----- RECORDS PROVIDED
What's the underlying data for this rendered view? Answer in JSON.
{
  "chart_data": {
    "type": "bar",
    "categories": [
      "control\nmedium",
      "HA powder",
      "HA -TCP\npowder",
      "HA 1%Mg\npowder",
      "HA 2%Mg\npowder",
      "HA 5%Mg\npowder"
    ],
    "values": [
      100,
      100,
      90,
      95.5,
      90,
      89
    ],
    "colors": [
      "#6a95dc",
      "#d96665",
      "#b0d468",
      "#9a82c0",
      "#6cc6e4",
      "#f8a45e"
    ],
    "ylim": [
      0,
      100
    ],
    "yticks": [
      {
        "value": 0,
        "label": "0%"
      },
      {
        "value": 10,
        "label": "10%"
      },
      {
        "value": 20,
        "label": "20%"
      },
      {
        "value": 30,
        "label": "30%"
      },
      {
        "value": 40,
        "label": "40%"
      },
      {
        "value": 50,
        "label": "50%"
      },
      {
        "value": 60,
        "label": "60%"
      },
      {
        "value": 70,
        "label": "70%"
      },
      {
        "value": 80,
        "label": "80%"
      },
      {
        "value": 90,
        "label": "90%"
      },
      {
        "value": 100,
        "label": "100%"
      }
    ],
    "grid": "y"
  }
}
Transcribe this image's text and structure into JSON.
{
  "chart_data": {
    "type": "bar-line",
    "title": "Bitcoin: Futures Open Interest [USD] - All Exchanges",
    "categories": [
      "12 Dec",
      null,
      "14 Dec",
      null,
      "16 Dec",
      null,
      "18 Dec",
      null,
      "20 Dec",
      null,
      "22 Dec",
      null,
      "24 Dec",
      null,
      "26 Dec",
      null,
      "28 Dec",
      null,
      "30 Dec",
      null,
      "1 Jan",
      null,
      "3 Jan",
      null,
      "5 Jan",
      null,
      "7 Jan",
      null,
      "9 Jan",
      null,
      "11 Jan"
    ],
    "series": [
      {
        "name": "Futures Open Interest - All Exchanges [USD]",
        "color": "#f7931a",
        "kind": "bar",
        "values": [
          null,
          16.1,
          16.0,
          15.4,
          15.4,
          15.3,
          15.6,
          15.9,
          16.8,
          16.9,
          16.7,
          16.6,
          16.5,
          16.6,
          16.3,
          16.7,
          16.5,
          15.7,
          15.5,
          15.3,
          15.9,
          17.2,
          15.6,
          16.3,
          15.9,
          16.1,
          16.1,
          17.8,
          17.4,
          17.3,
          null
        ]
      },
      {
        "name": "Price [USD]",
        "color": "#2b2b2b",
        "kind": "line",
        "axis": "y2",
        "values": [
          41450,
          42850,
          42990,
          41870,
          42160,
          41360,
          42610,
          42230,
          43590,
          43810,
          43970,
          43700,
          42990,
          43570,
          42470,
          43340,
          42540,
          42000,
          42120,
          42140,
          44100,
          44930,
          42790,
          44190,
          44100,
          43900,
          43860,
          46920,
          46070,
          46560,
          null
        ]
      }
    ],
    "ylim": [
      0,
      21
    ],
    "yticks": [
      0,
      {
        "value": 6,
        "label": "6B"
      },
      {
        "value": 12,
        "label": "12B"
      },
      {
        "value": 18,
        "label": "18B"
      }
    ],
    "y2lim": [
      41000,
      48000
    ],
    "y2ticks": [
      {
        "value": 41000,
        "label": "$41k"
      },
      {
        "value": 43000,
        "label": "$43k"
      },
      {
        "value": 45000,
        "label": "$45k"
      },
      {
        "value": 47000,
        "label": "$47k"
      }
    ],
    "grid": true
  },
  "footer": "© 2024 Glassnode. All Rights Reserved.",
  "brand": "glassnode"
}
----------
STATED GOAL:
Copy out every line in the entries above that holds "Open".

FULL OUTPUT:
    "title": "Bitcoin: Futures Open Interest [USD] - All Exchanges",
        "name": "Futures Open Interest - All Exchanges [USD]",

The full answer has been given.